-- START MATERIAL TO PROCESS --

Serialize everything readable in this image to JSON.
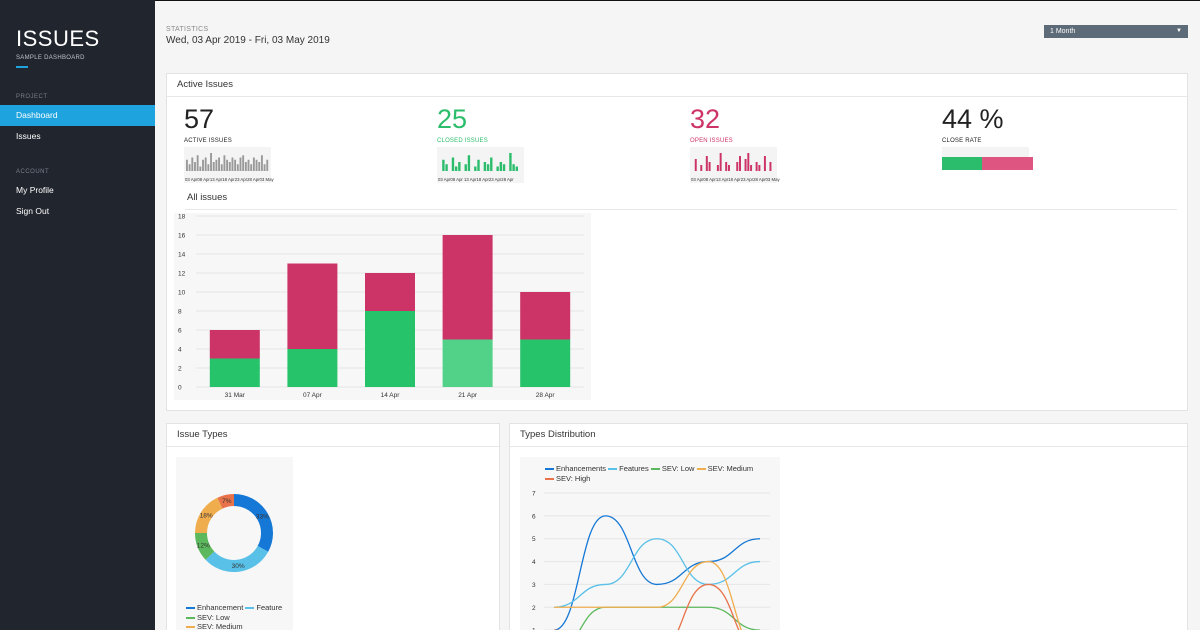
{
  "app": {
    "title": "ISSUES",
    "subtitle": "SAMPLE DASHBOARD"
  },
  "sidebar": {
    "sections": [
      {
        "label": "PROJECT",
        "items": [
          {
            "label": "Dashboard",
            "active": true
          },
          {
            "label": "Issues",
            "active": false
          }
        ]
      },
      {
        "label": "ACCOUNT",
        "items": [
          {
            "label": "My Profile",
            "active": false
          },
          {
            "label": "Sign Out",
            "active": false
          }
        ]
      }
    ]
  },
  "header": {
    "stat_label": "STATISTICS",
    "date_range": "Wed, 03 Apr 2019 - Fri, 03 May 2019"
  },
  "range_select": {
    "value": "1 Month",
    "caret": "▼"
  },
  "active_issues_panel": {
    "title": "Active Issues",
    "kpis": [
      {
        "value": "57",
        "label": "ACTIVE ISSUES",
        "color": "#222222",
        "spark_color": "#999999",
        "axis": "03 Apr08 Apr13 Apr18 Apr23 Apr28 Apr03 May",
        "spark": [
          5,
          3,
          6,
          4,
          7,
          2,
          5,
          6,
          3,
          8,
          4,
          5,
          6,
          3,
          7,
          5,
          4,
          6,
          5,
          3,
          6,
          7,
          4,
          5,
          3,
          6,
          5,
          4,
          7,
          3,
          5
        ]
      },
      {
        "value": "25",
        "label": "CLOSED ISSUES",
        "color": "#2bbd6b",
        "spark_color": "#2bbd6b",
        "axis": "03 Apr08 Apr 13 Apr18 Apr23 Apr28 Apr",
        "spark": [
          0,
          5,
          3,
          0,
          6,
          2,
          4,
          0,
          3,
          7,
          0,
          2,
          5,
          0,
          4,
          3,
          6,
          0,
          2,
          4,
          3,
          0,
          8,
          3,
          2,
          0
        ]
      },
      {
        "value": "32",
        "label": "OPEN ISSUES",
        "color": "#cc3366",
        "spark_color": "#cc3366",
        "axis": "03 Apr08 Apr13 Apr18 Apr23 Apr28 Apr03 May",
        "spark": [
          0,
          4,
          0,
          2,
          0,
          5,
          3,
          0,
          0,
          2,
          6,
          0,
          3,
          2,
          0,
          0,
          3,
          5,
          0,
          4,
          6,
          2,
          0,
          3,
          2,
          0,
          5,
          0,
          3,
          0
        ]
      },
      {
        "value": "44 %",
        "label": "CLOSE RATE",
        "color": "#222222",
        "rate": 0.44,
        "rate_color": "#2bbd6b",
        "rest_color": "#dd5580"
      }
    ]
  },
  "all_issues": {
    "title": "All issues"
  },
  "issue_types_panel": {
    "title": "Issue Types"
  },
  "types_distribution_panel": {
    "title": "Types Distribution"
  },
  "chart_data": [
    {
      "type": "bar",
      "title": "All issues",
      "categories": [
        "31 Mar",
        "07 Apr",
        "14 Apr",
        "21 Apr",
        "28 Apr"
      ],
      "series": [
        {
          "values": [
            3,
            4,
            8,
            5,
            5
          ],
          "color": "#27c36b"
        },
        {
          "values": [
            3,
            9,
            4,
            11,
            5
          ],
          "color": "#cc3366"
        }
      ],
      "stacked": true,
      "ylim": [
        0,
        18
      ],
      "yticks": [
        0,
        2,
        4,
        6,
        8,
        10,
        12,
        14,
        16,
        18
      ],
      "grid": true,
      "highlighted_category": "21 Apr"
    },
    {
      "type": "pie",
      "title": "Issue Types",
      "donut": true,
      "slices": [
        {
          "label": "Enhancement",
          "value": 33,
          "color": "#1578d6",
          "show_label": true
        },
        {
          "label": "Feature",
          "value": 30,
          "color": "#59c0e8",
          "show_label": true
        },
        {
          "label": "SEV: Low",
          "value": 12,
          "color": "#5cb85c",
          "show_label": true
        },
        {
          "label": "SEV: Medium",
          "value": 18,
          "color": "#f0ad4e",
          "show_label": true
        },
        {
          "label": "SEV: High",
          "value": 7,
          "color": "#e8734a",
          "show_label": true
        }
      ],
      "legend": "bottom",
      "legend_visible": [
        "Enhancement",
        "Feature",
        "SEV: Low",
        "SEV: Medium"
      ]
    },
    {
      "type": "line",
      "title": "Types Distribution",
      "x": [
        0,
        1,
        2,
        3,
        4,
        5
      ],
      "ylim": [
        0,
        7
      ],
      "yticks": [
        1,
        2,
        3,
        4,
        5,
        6,
        7
      ],
      "series": [
        {
          "name": "Enhancements",
          "values": [
            1,
            6,
            3,
            4,
            5,
            5
          ],
          "color": "#1578d6"
        },
        {
          "name": "Features",
          "values": [
            2,
            3,
            5,
            3,
            4,
            4
          ],
          "color": "#59c0e8"
        },
        {
          "name": "SEV: Low",
          "values": [
            0,
            2,
            2,
            2,
            1,
            1
          ],
          "color": "#5cb85c"
        },
        {
          "name": "SEV: Medium",
          "values": [
            2,
            2,
            2,
            4,
            0,
            0
          ],
          "color": "#f0ad4e"
        },
        {
          "name": "SEV: High",
          "values": [
            1,
            0,
            0,
            3,
            0,
            0
          ],
          "color": "#e8734a"
        }
      ],
      "visible_points": 5,
      "legend": "top-left",
      "grid": true
    }
  ]
}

-- END MATERIAL TO PROCESS --

▶ **WHAT IS REQUIRED**:
The records above need to be given again exactly. Omit the pictures.

▶ **REPLY TO THE TASK**:
Serialize everything readable in this image to JSON.
{
  "app": {
    "title": "ISSUES",
    "subtitle": "SAMPLE DASHBOARD"
  },
  "sidebar": {
    "sections": [
      {
        "label": "PROJECT",
        "items": [
          {
            "label": "Dashboard",
            "active": true
          },
          {
            "label": "Issues",
            "active": false
          }
        ]
      },
      {
        "label": "ACCOUNT",
        "items": [
          {
            "label": "My Profile",
            "active": false
          },
          {
            "label": "Sign Out",
            "active": false
          }
        ]
      }
    ]
  },
  "header": {
    "stat_label": "STATISTICS",
    "date_range": "Wed, 03 Apr 2019 - Fri, 03 May 2019"
  },
  "range_select": {
    "value": "1 Month",
    "caret": "▼"
  },
  "active_issues_panel": {
    "title": "Active Issues",
    "kpis": [
      {
        "value": "57",
        "label": "ACTIVE ISSUES",
        "color": "#222222",
        "spark_color": "#999999",
        "axis": "03 Apr08 Apr13 Apr18 Apr23 Apr28 Apr03 May",
        "spark": [
          5,
          3,
          6,
          4,
          7,
          2,
          5,
          6,
          3,
          8,
          4,
          5,
          6,
          3,
          7,
          5,
          4,
          6,
          5,
          3,
          6,
          7,
          4,
          5,
          3,
          6,
          5,
          4,
          7,
          3,
          5
        ]
      },
      {
        "value": "25",
        "label": "CLOSED ISSUES",
        "color": "#2bbd6b",
        "spark_color": "#2bbd6b",
        "axis": "03 Apr08 Apr 13 Apr18 Apr23 Apr28 Apr",
        "spark": [
          0,
          5,
          3,
          0,
          6,
          2,
          4,
          0,
          3,
          7,
          0,
          2,
          5,
          0,
          4,
          3,
          6,
          0,
          2,
          4,
          3,
          0,
          8,
          3,
          2,
          0
        ]
      },
      {
        "value": "32",
        "label": "OPEN ISSUES",
        "color": "#cc3366",
        "spark_color": "#cc3366",
        "axis": "03 Apr08 Apr13 Apr18 Apr23 Apr28 Apr03 May",
        "spark": [
          0,
          4,
          0,
          2,
          0,
          5,
          3,
          0,
          0,
          2,
          6,
          0,
          3,
          2,
          0,
          0,
          3,
          5,
          0,
          4,
          6,
          2,
          0,
          3,
          2,
          0,
          5,
          0,
          3,
          0
        ]
      },
      {
        "value": "44 %",
        "label": "CLOSE RATE",
        "color": "#222222",
        "rate": 0.44,
        "rate_color": "#2bbd6b",
        "rest_color": "#dd5580"
      }
    ]
  },
  "all_issues": {
    "title": "All issues"
  },
  "issue_types_panel": {
    "title": "Issue Types"
  },
  "types_distribution_panel": {
    "title": "Types Distribution"
  },
  "chart_data": [
    {
      "type": "bar",
      "title": "All issues",
      "categories": [
        "31 Mar",
        "07 Apr",
        "14 Apr",
        "21 Apr",
        "28 Apr"
      ],
      "series": [
        {
          "values": [
            3,
            4,
            8,
            5,
            5
          ],
          "color": "#27c36b"
        },
        {
          "values": [
            3,
            9,
            4,
            11,
            5
          ],
          "color": "#cc3366"
        }
      ],
      "stacked": true,
      "ylim": [
        0,
        18
      ],
      "yticks": [
        0,
        2,
        4,
        6,
        8,
        10,
        12,
        14,
        16,
        18
      ],
      "grid": true,
      "highlighted_category": "21 Apr"
    },
    {
      "type": "pie",
      "title": "Issue Types",
      "donut": true,
      "slices": [
        {
          "label": "Enhancement",
          "value": 33,
          "color": "#1578d6",
          "show_label": true
        },
        {
          "label": "Feature",
          "value": 30,
          "color": "#59c0e8",
          "show_label": true
        },
        {
          "label": "SEV: Low",
          "value": 12,
          "color": "#5cb85c",
          "show_label": true
        },
        {
          "label": "SEV: Medium",
          "value": 18,
          "color": "#f0ad4e",
          "show_label": true
        },
        {
          "label": "SEV: High",
          "value": 7,
          "color": "#e8734a",
          "show_label": true
        }
      ],
      "legend": "bottom",
      "legend_visible": [
        "Enhancement",
        "Feature",
        "SEV: Low",
        "SEV: Medium"
      ]
    },
    {
      "type": "line",
      "title": "Types Distribution",
      "x": [
        0,
        1,
        2,
        3,
        4,
        5
      ],
      "ylim": [
        0,
        7
      ],
      "yticks": [
        1,
        2,
        3,
        4,
        5,
        6,
        7
      ],
      "series": [
        {
          "name": "Enhancements",
          "values": [
            1,
            6,
            3,
            4,
            5,
            5
          ],
          "color": "#1578d6"
        },
        {
          "name": "Features",
          "values": [
            2,
            3,
            5,
            3,
            4,
            4
          ],
          "color": "#59c0e8"
        },
        {
          "name": "SEV: Low",
          "values": [
            0,
            2,
            2,
            2,
            1,
            1
          ],
          "color": "#5cb85c"
        },
        {
          "name": "SEV: Medium",
          "values": [
            2,
            2,
            2,
            4,
            0,
            0
          ],
          "color": "#f0ad4e"
        },
        {
          "name": "SEV: High",
          "values": [
            1,
            0,
            0,
            3,
            0,
            0
          ],
          "color": "#e8734a"
        }
      ],
      "visible_points": 5,
      "legend": "top-left",
      "grid": true
    }
  ]
}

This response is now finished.